* DATA ROWS *
----

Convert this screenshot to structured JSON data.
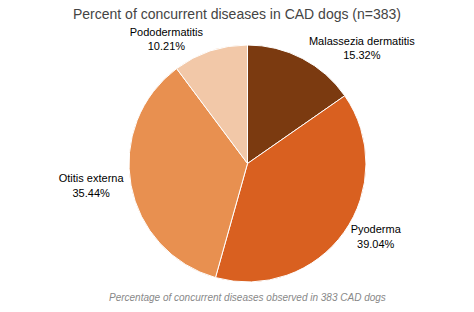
{
  "chart_data": {
    "type": "pie",
    "title": "Percent of concurrent diseases in CAD dogs (n=383)",
    "caption": "Percentage of concurrent diseases observed in 383 CAD dogs",
    "categories": [
      "Malassezia dermatitis",
      "Pyoderma",
      "Otitis externa",
      "Pododermatitis"
    ],
    "values": [
      15.32,
      39.04,
      35.44,
      10.21
    ],
    "value_labels": [
      "15.32%",
      "39.04%",
      "35.44%",
      "10.21%"
    ],
    "colors": [
      "#7B3A10",
      "#D96020",
      "#E89050",
      "#F2C8A8"
    ],
    "data_labels": true
  }
}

----

* DESCRIPTION OF THE TASK *
Images must not appear in the copy; reproduce everything else in the records verbatim.

* THE RESULT *
Convert this screenshot to structured JSON data.
{
  "chart_data": {
    "type": "pie",
    "title": "Percent of concurrent diseases in CAD dogs (n=383)",
    "caption": "Percentage of concurrent diseases observed in 383 CAD dogs",
    "categories": [
      "Malassezia dermatitis",
      "Pyoderma",
      "Otitis externa",
      "Pododermatitis"
    ],
    "values": [
      15.32,
      39.04,
      35.44,
      10.21
    ],
    "value_labels": [
      "15.32%",
      "39.04%",
      "35.44%",
      "10.21%"
    ],
    "colors": [
      "#7B3A10",
      "#D96020",
      "#E89050",
      "#F2C8A8"
    ],
    "data_labels": true
  }
}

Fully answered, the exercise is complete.